Look through the material below. Copy every line with the string "qwikresume" in it.
* * * *
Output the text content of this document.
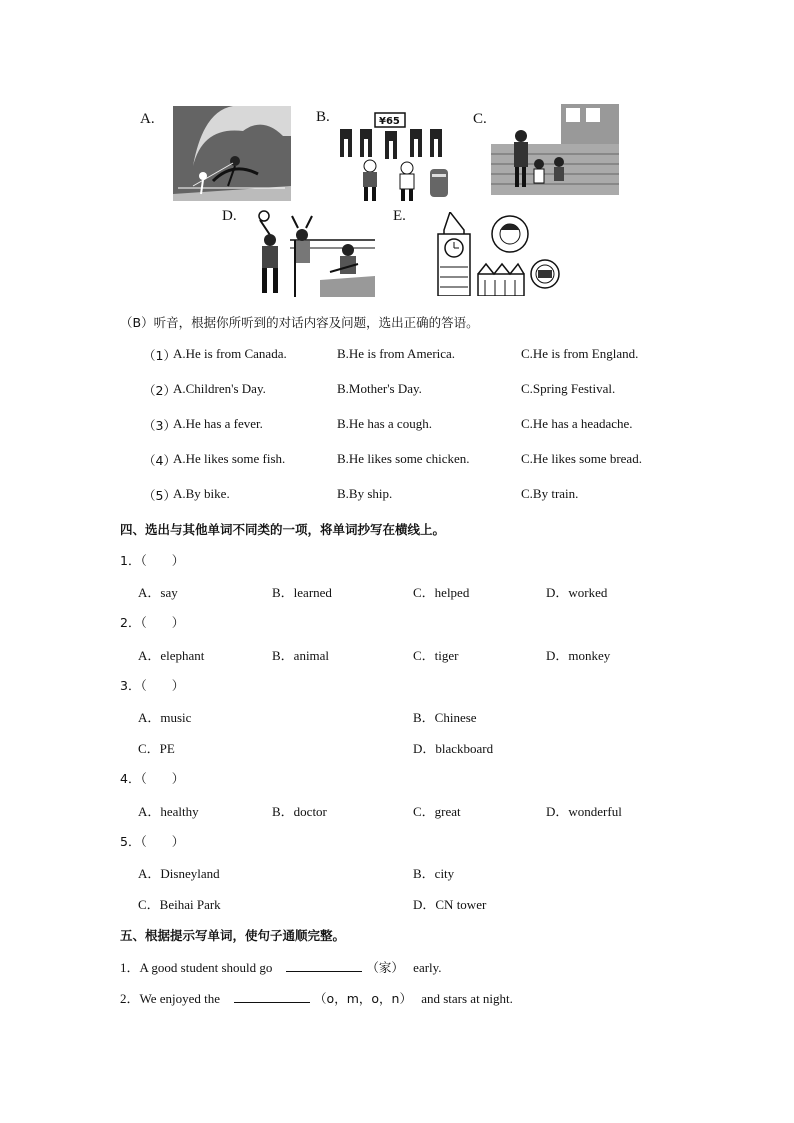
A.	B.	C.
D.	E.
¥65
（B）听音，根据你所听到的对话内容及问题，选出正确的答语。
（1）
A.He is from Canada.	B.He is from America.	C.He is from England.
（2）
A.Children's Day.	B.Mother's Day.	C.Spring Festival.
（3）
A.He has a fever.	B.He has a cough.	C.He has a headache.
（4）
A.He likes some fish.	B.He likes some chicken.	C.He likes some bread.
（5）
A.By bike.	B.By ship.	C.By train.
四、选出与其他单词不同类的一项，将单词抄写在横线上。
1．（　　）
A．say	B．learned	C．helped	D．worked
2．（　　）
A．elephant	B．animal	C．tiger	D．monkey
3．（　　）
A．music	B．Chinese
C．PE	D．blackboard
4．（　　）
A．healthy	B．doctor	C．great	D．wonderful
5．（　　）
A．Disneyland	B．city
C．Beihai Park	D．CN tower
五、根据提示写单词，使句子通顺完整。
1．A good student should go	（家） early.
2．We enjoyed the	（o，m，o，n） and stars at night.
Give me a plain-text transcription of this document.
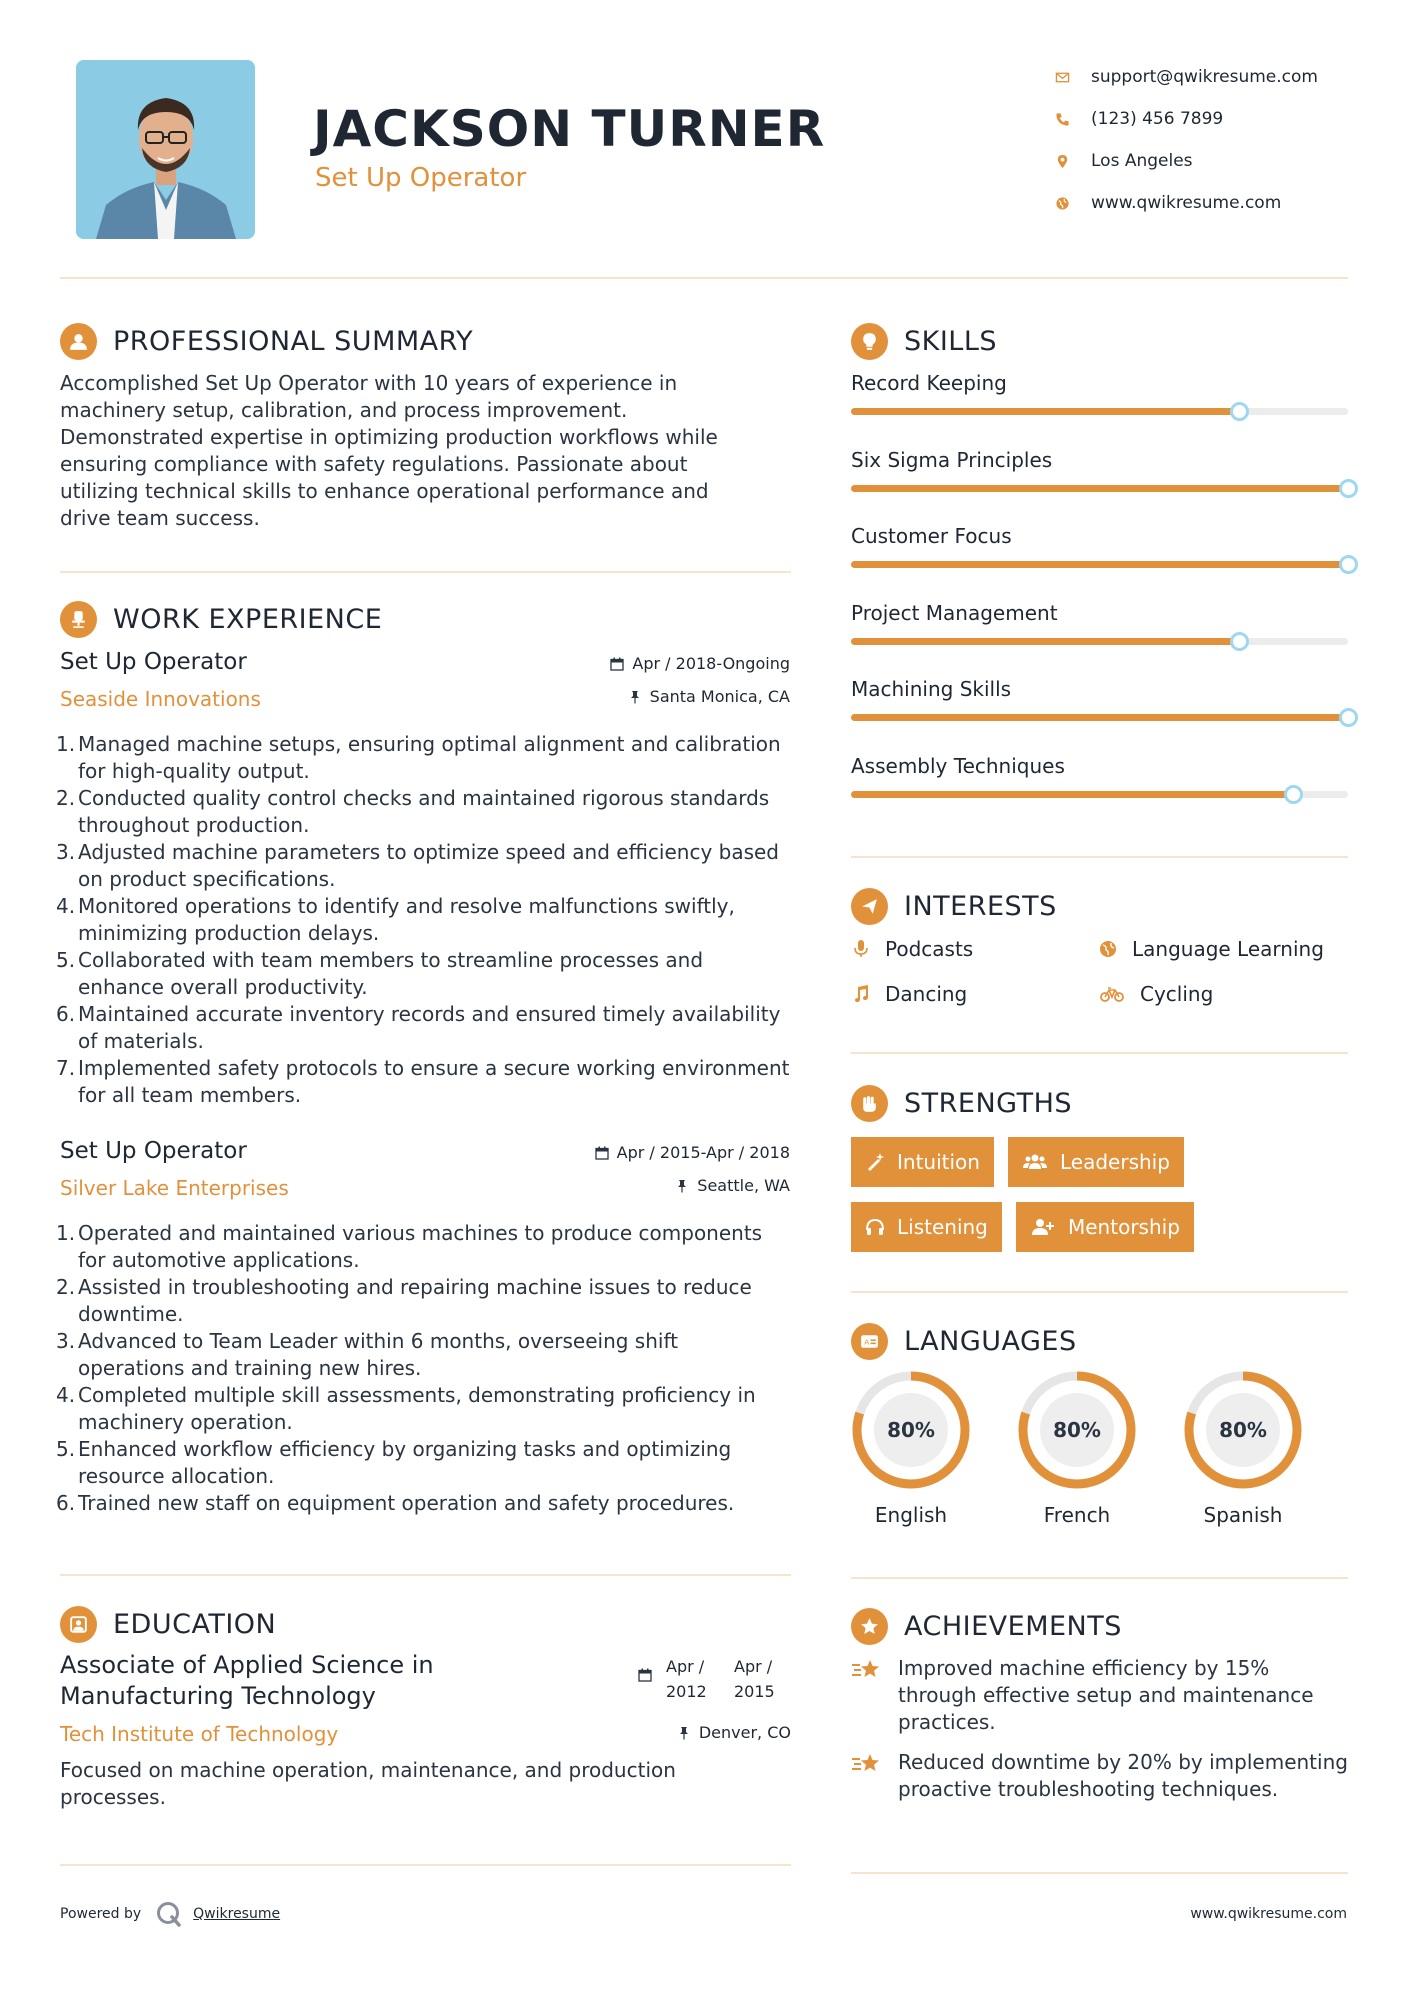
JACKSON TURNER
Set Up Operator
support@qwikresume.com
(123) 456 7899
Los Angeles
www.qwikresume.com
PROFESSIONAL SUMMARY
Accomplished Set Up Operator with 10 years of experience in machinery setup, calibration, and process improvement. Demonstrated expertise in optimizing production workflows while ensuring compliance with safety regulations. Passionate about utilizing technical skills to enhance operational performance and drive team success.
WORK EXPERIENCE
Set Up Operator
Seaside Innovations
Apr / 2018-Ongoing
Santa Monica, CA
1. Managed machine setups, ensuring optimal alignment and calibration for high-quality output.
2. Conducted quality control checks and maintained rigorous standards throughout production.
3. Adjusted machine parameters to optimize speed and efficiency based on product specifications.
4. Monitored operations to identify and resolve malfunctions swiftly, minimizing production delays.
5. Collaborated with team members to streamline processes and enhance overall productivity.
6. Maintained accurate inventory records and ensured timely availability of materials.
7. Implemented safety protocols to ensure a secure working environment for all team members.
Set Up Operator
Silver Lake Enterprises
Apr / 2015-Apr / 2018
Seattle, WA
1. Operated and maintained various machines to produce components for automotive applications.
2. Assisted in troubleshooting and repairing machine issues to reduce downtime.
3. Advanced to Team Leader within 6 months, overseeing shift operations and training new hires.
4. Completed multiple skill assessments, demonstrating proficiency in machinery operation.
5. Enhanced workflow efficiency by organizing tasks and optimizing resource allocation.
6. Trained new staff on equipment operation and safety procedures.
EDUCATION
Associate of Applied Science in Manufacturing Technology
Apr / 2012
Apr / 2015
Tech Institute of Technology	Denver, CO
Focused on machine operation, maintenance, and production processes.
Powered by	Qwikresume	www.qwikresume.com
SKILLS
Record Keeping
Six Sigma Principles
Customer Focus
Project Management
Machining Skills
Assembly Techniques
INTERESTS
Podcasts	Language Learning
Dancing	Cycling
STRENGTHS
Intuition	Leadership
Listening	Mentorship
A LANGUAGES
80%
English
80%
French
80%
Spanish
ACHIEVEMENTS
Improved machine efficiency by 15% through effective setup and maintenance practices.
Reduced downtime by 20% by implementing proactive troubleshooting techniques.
* * * *
RESULT:
support@qwikresume.com
www.qwikresume.com
Powered by	Qwikresume	www.qwikresume.com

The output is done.